**EXERCISE AIM**.
Your task is to print the material below exactly as presented.

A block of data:
□ □ □

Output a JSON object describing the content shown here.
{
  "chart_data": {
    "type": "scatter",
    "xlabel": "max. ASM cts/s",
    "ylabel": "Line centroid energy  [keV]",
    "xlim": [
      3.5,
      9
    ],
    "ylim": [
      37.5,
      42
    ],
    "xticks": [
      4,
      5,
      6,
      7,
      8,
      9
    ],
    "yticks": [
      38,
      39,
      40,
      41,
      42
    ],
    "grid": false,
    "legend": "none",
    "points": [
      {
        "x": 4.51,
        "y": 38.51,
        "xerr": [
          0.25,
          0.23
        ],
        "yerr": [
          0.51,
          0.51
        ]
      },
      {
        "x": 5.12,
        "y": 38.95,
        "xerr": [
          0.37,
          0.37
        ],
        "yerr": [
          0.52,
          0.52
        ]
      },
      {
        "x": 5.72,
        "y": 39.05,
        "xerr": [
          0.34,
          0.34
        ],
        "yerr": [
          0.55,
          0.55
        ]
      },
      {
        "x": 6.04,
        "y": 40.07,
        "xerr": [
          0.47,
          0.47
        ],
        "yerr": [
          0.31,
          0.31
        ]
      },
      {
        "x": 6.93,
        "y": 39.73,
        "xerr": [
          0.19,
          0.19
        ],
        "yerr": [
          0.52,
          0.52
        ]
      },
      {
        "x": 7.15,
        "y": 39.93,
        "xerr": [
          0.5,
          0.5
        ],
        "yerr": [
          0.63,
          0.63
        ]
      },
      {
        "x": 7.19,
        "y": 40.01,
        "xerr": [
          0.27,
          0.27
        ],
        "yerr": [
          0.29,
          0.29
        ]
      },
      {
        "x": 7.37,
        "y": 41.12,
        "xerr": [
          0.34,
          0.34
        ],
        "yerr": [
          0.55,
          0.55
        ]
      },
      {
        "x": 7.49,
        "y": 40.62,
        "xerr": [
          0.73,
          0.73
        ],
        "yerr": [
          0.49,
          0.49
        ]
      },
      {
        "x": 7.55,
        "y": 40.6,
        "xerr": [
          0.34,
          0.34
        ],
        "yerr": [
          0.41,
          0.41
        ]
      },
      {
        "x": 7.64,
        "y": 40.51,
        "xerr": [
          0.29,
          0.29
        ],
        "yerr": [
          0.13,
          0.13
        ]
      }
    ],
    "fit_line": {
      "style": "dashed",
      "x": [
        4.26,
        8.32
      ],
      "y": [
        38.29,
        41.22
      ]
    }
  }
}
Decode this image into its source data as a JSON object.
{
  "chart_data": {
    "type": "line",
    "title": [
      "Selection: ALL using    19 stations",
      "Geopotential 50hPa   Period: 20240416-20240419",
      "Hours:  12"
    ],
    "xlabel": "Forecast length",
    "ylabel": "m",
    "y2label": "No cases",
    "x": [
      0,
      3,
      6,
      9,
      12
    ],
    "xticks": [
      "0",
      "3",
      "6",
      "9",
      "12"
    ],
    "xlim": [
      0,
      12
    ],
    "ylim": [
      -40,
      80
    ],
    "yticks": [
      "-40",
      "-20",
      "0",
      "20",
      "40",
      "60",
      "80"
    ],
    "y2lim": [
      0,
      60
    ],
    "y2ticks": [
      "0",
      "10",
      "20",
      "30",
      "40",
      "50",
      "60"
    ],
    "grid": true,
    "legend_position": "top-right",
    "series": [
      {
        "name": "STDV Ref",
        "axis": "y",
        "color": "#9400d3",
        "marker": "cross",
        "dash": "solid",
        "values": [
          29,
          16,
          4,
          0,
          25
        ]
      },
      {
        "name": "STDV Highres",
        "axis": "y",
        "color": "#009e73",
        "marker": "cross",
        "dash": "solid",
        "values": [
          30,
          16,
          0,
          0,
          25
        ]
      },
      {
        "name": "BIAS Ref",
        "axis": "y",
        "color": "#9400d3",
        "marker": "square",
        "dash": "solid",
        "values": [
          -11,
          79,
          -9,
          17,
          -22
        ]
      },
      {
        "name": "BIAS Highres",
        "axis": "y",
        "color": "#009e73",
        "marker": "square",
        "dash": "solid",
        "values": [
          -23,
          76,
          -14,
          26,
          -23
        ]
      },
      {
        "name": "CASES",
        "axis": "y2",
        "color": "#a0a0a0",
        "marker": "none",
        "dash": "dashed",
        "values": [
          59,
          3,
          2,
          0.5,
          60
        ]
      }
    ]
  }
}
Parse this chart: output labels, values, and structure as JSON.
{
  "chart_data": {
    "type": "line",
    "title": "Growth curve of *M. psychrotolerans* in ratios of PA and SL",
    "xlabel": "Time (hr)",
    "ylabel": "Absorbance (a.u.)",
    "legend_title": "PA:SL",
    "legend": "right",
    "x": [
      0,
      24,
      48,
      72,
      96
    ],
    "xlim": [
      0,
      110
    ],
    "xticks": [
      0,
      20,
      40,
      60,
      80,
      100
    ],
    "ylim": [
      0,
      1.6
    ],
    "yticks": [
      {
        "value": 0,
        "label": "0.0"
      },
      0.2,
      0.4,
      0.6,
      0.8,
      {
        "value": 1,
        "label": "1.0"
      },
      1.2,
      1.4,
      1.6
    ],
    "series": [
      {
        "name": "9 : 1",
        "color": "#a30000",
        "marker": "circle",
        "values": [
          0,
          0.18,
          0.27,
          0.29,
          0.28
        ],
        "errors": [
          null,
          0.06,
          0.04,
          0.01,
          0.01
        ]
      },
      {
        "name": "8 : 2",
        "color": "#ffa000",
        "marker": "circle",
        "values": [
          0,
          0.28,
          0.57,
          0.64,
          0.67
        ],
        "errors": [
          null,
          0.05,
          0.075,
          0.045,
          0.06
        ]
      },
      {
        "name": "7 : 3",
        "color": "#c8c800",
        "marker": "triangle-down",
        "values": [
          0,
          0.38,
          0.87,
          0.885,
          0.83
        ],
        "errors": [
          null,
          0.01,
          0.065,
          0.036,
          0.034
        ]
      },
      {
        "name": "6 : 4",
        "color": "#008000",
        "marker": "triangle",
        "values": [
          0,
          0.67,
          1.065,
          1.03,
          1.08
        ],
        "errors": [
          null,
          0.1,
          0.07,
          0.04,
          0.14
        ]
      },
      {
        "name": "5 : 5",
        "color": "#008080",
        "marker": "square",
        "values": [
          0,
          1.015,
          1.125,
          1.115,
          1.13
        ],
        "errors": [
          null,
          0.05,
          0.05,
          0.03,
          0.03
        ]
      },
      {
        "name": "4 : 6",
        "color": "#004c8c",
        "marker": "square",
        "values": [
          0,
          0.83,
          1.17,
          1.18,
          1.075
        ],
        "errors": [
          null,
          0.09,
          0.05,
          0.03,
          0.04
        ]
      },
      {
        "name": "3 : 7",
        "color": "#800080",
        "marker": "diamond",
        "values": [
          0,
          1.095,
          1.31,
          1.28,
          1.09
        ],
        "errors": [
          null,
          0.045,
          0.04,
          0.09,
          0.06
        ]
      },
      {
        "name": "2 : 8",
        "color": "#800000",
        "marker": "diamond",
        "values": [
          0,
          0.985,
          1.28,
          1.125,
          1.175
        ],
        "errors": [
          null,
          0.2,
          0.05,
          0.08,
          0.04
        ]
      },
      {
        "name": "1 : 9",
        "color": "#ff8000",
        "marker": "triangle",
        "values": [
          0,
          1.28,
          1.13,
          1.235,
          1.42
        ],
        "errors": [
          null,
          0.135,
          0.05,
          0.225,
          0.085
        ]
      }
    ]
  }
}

□ □ □

**OUTPUT FOR THIS TASK**.
Output a JSON object describing the content shown here.
{
  "chart_data": {
    "type": "scatter",
    "xlabel": "max. ASM cts/s",
    "ylabel": "Line centroid energy  [keV]",
    "xlim": [
      3.5,
      9
    ],
    "ylim": [
      37.5,
      42
    ],
    "xticks": [
      4,
      5,
      6,
      7,
      8,
      9
    ],
    "yticks": [
      38,
      39,
      40,
      41,
      42
    ],
    "grid": false,
    "legend": "none",
    "points": [
      {
        "x": 4.51,
        "y": 38.51,
        "xerr": [
          0.25,
          0.23
        ],
        "yerr": [
          0.51,
          0.51
        ]
      },
      {
        "x": 5.12,
        "y": 38.95,
        "xerr": [
          0.37,
          0.37
        ],
        "yerr": [
          0.52,
          0.52
        ]
      },
      {
        "x": 5.72,
        "y": 39.05,
        "xerr": [
          0.34,
          0.34
        ],
        "yerr": [
          0.55,
          0.55
        ]
      },
      {
        "x": 6.04,
        "y": 40.07,
        "xerr": [
          0.47,
          0.47
        ],
        "yerr": [
          0.31,
          0.31
        ]
      },
      {
        "x": 6.93,
        "y": 39.73,
        "xerr": [
          0.19,
          0.19
        ],
        "yerr": [
          0.52,
          0.52
        ]
      },
      {
        "x": 7.15,
        "y": 39.93,
        "xerr": [
          0.5,
          0.5
        ],
        "yerr": [
          0.63,
          0.63
        ]
      },
      {
        "x": 7.19,
        "y": 40.01,
        "xerr": [
          0.27,
          0.27
        ],
        "yerr": [
          0.29,
          0.29
        ]
      },
      {
        "x": 7.37,
        "y": 41.12,
        "xerr": [
          0.34,
          0.34
        ],
        "yerr": [
          0.55,
          0.55
        ]
      },
      {
        "x": 7.49,
        "y": 40.62,
        "xerr": [
          0.73,
          0.73
        ],
        "yerr": [
          0.49,
          0.49
        ]
      },
      {
        "x": 7.55,
        "y": 40.6,
        "xerr": [
          0.34,
          0.34
        ],
        "yerr": [
          0.41,
          0.41
        ]
      },
      {
        "x": 7.64,
        "y": 40.51,
        "xerr": [
          0.29,
          0.29
        ],
        "yerr": [
          0.13,
          0.13
        ]
      }
    ],
    "fit_line": {
      "style": "dashed",
      "x": [
        4.26,
        8.32
      ],
      "y": [
        38.29,
        41.22
      ]
    }
  }
}
Decode this image into its source data as a JSON object.
{
  "chart_data": {
    "type": "line",
    "title": [
      "Selection: ALL using    19 stations",
      "Geopotential 50hPa   Period: 20240416-20240419",
      "Hours:  12"
    ],
    "xlabel": "Forecast length",
    "ylabel": "m",
    "y2label": "No cases",
    "x": [
      0,
      3,
      6,
      9,
      12
    ],
    "xticks": [
      "0",
      "3",
      "6",
      "9",
      "12"
    ],
    "xlim": [
      0,
      12
    ],
    "ylim": [
      -40,
      80
    ],
    "yticks": [
      "-40",
      "-20",
      "0",
      "20",
      "40",
      "60",
      "80"
    ],
    "y2lim": [
      0,
      60
    ],
    "y2ticks": [
      "0",
      "10",
      "20",
      "30",
      "40",
      "50",
      "60"
    ],
    "grid": true,
    "legend_position": "top-right",
    "series": [
      {
        "name": "STDV Ref",
        "axis": "y",
        "color": "#9400d3",
        "marker": "cross",
        "dash": "solid",
        "values": [
          29,
          16,
          4,
          0,
          25
        ]
      },
      {
        "name": "STDV Highres",
        "axis": "y",
        "color": "#009e73",
        "marker": "cross",
        "dash": "solid",
        "values": [
          30,
          16,
          0,
          0,
          25
        ]
      },
      {
        "name": "BIAS Ref",
        "axis": "y",
        "color": "#9400d3",
        "marker": "square",
        "dash": "solid",
        "values": [
          -11,
          79,
          -9,
          17,
          -22
        ]
      },
      {
        "name": "BIAS Highres",
        "axis": "y",
        "color": "#009e73",
        "marker": "square",
        "dash": "solid",
        "values": [
          -23,
          76,
          -14,
          26,
          -23
        ]
      },
      {
        "name": "CASES",
        "axis": "y2",
        "color": "#a0a0a0",
        "marker": "none",
        "dash": "dashed",
        "values": [
          59,
          3,
          2,
          0.5,
          60
        ]
      }
    ]
  }
}
Parse this chart: output labels, values, and structure as JSON.
{
  "chart_data": {
    "type": "line",
    "title": "Growth curve of *M. psychrotolerans* in ratios of PA and SL",
    "xlabel": "Time (hr)",
    "ylabel": "Absorbance (a.u.)",
    "legend_title": "PA:SL",
    "legend": "right",
    "x": [
      0,
      24,
      48,
      72,
      96
    ],
    "xlim": [
      0,
      110
    ],
    "xticks": [
      0,
      20,
      40,
      60,
      80,
      100
    ],
    "ylim": [
      0,
      1.6
    ],
    "yticks": [
      {
        "value": 0,
        "label": "0.0"
      },
      0.2,
      0.4,
      0.6,
      0.8,
      {
        "value": 1,
        "label": "1.0"
      },
      1.2,
      1.4,
      1.6
    ],
    "series": [
      {
        "name": "9 : 1",
        "color": "#a30000",
        "marker": "circle",
        "values": [
          0,
          0.18,
          0.27,
          0.29,
          0.28
        ],
        "errors": [
          null,
          0.06,
          0.04,
          0.01,
          0.01
        ]
      },
      {
        "name": "8 : 2",
        "color": "#ffa000",
        "marker": "circle",
        "values": [
          0,
          0.28,
          0.57,
          0.64,
          0.67
        ],
        "errors": [
          null,
          0.05,
          0.075,
          0.045,
          0.06
        ]
      },
      {
        "name": "7 : 3",
        "color": "#c8c800",
        "marker": "triangle-down",
        "values": [
          0,
          0.38,
          0.87,
          0.885,
          0.83
        ],
        "errors": [
          null,
          0.01,
          0.065,
          0.036,
          0.034
        ]
      },
      {
        "name": "6 : 4",
        "color": "#008000",
        "marker": "triangle",
        "values": [
          0,
          0.67,
          1.065,
          1.03,
          1.08
        ],
        "errors": [
          null,
          0.1,
          0.07,
          0.04,
          0.14
        ]
      },
      {
        "name": "5 : 5",
        "color": "#008080",
        "marker": "square",
        "values": [
          0,
          1.015,
          1.125,
          1.115,
          1.13
        ],
        "errors": [
          null,
          0.05,
          0.05,
          0.03,
          0.03
        ]
      },
      {
        "name": "4 : 6",
        "color": "#004c8c",
        "marker": "square",
        "values": [
          0,
          0.83,
          1.17,
          1.18,
          1.075
        ],
        "errors": [
          null,
          0.09,
          0.05,
          0.03,
          0.04
        ]
      },
      {
        "name": "3 : 7",
        "color": "#800080",
        "marker": "diamond",
        "values": [
          0,
          1.095,
          1.31,
          1.28,
          1.09
        ],
        "errors": [
          null,
          0.045,
          0.04,
          0.09,
          0.06
        ]
      },
      {
        "name": "2 : 8",
        "color": "#800000",
        "marker": "diamond",
        "values": [
          0,
          0.985,
          1.28,
          1.125,
          1.175
        ],
        "errors": [
          null,
          0.2,
          0.05,
          0.08,
          0.04
        ]
      },
      {
        "name": "1 : 9",
        "color": "#ff8000",
        "marker": "triangle",
        "values": [
          0,
          1.28,
          1.13,
          1.235,
          1.42
        ],
        "errors": [
          null,
          0.135,
          0.05,
          0.225,
          0.085
        ]
      }
    ]
  }
}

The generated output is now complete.